§ Written exercise
From the listing below, pull out the lines that hold "Landsbergerst".

§ Stored rows

★ ★ ★ ★ ★

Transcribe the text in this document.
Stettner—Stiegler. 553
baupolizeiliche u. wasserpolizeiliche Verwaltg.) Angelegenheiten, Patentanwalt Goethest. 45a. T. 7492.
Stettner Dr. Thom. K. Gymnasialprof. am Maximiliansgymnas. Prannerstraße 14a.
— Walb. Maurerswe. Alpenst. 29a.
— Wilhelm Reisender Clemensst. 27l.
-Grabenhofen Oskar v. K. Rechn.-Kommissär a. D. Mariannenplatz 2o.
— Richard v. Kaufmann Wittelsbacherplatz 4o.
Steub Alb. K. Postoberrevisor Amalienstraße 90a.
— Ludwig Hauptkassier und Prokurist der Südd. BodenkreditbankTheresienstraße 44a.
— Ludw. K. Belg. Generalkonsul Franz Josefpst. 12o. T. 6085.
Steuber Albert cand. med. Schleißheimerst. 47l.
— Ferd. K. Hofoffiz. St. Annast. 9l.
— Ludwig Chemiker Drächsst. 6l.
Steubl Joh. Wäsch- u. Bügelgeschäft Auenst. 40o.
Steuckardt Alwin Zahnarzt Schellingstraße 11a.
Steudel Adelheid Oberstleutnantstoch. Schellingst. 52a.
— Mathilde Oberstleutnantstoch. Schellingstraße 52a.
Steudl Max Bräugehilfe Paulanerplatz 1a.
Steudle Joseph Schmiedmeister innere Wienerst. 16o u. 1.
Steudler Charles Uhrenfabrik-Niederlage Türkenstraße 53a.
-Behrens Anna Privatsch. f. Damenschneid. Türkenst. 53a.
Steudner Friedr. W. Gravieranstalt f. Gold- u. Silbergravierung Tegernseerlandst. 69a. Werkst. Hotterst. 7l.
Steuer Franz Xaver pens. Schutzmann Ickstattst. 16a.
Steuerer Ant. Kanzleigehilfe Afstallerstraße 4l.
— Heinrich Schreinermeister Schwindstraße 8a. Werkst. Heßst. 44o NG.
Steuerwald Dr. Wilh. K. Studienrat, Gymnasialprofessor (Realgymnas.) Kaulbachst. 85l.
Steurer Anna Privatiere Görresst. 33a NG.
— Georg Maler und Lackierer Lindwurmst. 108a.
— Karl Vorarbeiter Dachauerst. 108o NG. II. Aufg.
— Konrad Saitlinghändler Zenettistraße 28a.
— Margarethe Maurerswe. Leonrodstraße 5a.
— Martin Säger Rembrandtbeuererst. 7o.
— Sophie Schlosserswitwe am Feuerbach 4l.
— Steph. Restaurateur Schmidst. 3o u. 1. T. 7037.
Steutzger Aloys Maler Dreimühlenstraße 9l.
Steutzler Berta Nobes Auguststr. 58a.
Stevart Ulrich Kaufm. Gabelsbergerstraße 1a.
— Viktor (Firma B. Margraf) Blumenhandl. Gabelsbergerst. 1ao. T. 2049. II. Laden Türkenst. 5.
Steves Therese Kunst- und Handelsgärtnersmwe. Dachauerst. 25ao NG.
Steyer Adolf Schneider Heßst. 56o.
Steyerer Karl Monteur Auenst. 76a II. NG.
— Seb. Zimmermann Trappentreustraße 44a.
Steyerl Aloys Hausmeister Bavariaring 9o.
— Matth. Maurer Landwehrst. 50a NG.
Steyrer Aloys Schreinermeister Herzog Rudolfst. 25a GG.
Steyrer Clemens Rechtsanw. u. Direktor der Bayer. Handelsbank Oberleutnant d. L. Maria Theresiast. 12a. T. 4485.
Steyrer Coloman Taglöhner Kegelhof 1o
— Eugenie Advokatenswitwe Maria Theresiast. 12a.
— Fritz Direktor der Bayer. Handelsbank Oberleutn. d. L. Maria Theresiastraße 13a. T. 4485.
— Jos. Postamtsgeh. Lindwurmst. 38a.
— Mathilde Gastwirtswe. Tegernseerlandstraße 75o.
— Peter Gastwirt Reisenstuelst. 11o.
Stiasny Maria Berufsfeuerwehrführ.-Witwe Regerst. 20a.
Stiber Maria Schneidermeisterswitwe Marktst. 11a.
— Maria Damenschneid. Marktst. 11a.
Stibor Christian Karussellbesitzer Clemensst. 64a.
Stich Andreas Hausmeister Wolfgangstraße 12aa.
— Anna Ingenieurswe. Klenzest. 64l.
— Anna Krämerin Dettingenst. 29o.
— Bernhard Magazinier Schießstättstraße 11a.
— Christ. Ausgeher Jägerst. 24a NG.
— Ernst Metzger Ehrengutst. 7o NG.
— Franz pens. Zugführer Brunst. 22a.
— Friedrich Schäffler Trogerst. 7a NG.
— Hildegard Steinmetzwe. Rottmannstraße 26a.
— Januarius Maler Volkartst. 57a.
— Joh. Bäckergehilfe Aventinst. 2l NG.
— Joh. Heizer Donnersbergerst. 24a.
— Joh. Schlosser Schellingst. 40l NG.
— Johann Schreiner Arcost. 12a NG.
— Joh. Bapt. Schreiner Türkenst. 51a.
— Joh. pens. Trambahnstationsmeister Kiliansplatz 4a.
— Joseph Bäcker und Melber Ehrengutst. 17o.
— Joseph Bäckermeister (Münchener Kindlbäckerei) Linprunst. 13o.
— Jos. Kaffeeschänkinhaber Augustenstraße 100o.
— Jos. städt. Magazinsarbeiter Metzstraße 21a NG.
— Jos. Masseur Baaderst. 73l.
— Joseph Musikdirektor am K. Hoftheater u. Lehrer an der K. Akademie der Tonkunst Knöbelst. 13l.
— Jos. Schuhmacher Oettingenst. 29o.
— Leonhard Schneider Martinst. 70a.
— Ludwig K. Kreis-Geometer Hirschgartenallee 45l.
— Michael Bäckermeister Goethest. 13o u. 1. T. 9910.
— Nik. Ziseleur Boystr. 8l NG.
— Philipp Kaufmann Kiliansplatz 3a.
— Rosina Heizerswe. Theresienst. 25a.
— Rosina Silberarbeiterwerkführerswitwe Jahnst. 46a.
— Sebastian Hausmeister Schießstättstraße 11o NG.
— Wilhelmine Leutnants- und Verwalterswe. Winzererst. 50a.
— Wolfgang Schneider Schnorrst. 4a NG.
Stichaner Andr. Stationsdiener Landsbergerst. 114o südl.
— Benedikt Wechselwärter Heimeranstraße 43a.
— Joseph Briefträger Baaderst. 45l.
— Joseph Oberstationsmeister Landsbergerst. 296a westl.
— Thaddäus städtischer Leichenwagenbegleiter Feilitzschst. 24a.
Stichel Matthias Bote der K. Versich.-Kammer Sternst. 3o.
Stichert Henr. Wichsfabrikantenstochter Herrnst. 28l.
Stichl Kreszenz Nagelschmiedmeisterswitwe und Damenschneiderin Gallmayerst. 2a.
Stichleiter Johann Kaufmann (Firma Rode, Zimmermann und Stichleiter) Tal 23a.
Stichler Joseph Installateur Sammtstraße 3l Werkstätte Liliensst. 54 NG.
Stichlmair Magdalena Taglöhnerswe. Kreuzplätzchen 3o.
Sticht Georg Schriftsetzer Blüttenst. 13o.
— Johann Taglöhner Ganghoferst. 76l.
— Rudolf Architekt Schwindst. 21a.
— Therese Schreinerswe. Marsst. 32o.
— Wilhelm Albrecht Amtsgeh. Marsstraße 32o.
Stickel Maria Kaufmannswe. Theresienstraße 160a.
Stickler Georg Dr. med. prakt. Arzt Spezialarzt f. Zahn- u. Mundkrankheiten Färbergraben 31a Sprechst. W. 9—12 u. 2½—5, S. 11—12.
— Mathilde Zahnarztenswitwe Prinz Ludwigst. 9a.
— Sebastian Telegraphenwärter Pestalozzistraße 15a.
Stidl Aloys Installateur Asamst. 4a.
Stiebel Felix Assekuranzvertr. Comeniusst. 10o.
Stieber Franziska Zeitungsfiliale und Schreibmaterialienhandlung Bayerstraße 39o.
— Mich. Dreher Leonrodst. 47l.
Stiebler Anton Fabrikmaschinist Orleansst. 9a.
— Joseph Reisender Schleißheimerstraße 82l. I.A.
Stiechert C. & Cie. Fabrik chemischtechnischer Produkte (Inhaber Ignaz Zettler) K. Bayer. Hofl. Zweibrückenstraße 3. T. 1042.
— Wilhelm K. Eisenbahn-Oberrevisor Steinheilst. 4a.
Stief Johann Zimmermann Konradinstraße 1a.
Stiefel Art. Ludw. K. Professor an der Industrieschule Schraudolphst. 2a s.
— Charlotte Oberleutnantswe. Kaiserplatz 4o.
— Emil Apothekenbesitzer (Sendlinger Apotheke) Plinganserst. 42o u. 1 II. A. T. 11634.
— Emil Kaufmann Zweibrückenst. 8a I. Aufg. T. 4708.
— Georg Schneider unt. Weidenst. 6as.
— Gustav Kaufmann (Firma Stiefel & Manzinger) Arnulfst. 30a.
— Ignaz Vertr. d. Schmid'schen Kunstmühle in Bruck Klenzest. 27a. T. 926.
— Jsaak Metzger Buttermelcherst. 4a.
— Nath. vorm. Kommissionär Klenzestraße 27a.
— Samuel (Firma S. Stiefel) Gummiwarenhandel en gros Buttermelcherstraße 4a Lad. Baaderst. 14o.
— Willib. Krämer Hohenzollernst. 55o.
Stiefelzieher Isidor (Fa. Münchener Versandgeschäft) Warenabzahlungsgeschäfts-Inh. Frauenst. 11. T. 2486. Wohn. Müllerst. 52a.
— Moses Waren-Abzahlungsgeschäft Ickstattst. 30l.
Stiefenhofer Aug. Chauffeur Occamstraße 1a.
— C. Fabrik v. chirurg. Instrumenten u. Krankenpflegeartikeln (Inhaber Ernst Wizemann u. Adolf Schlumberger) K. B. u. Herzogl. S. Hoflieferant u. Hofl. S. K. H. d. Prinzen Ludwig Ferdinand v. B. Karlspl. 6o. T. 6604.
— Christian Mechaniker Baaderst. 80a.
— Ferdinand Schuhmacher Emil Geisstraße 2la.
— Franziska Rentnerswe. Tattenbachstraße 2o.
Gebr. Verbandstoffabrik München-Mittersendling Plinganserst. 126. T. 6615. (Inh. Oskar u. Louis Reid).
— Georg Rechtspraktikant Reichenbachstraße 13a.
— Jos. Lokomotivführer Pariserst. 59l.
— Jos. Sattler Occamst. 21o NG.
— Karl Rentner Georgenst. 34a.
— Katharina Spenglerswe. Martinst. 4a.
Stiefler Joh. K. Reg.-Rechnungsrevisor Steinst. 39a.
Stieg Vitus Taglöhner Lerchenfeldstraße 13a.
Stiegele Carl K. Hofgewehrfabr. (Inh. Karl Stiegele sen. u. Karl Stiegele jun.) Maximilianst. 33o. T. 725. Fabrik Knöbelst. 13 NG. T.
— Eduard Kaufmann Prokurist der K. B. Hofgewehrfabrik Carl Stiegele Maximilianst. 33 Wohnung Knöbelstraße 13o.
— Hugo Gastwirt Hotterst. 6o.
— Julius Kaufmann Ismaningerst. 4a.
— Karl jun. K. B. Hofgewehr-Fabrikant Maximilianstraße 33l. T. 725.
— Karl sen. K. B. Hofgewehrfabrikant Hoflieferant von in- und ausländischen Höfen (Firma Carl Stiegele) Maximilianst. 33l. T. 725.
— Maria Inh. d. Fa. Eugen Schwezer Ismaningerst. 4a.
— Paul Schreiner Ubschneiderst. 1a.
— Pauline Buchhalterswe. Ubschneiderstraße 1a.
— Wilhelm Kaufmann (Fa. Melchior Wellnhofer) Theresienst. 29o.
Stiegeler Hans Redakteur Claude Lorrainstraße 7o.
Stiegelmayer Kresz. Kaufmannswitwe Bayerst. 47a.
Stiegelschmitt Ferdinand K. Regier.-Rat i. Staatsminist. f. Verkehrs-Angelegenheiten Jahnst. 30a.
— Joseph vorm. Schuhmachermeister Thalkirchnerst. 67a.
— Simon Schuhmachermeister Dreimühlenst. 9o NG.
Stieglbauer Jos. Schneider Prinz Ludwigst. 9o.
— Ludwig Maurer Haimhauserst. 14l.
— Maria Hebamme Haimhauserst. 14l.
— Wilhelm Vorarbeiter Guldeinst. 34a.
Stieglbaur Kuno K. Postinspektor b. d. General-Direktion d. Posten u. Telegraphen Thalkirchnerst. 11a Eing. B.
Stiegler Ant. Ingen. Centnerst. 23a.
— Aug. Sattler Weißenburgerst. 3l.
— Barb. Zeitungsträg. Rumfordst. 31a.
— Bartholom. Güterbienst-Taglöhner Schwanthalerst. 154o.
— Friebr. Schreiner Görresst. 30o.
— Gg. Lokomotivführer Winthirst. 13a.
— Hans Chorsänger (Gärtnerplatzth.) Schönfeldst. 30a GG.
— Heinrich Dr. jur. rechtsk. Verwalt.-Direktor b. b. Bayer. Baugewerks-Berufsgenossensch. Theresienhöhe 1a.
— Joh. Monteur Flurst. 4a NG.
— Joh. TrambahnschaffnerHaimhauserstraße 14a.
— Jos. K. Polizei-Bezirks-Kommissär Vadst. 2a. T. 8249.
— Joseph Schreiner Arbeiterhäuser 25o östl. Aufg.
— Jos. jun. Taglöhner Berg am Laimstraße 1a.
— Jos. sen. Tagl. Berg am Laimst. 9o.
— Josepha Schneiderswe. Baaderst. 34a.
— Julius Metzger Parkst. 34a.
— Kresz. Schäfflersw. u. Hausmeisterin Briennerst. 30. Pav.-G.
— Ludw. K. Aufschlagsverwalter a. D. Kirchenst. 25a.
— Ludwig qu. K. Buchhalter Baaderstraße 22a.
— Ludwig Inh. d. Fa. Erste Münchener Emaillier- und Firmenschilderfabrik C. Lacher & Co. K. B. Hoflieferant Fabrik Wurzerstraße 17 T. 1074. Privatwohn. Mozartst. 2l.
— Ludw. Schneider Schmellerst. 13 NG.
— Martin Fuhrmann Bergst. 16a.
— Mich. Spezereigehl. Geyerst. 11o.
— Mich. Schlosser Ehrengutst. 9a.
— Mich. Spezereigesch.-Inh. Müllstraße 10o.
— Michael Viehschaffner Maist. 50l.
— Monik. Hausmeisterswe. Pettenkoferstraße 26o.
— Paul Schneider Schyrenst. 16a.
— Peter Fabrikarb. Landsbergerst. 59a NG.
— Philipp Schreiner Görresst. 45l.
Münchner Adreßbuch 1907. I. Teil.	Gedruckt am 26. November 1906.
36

★ ★ ★ ★ ★

§ Written answer
Stichaner Andr. Stationsdiener Landsbergerst. 114o südl.
— Joseph Oberstationsmeister Landsbergerst. 296a westl.
— Peter Fabrikarb. Landsbergerst. 59a NG.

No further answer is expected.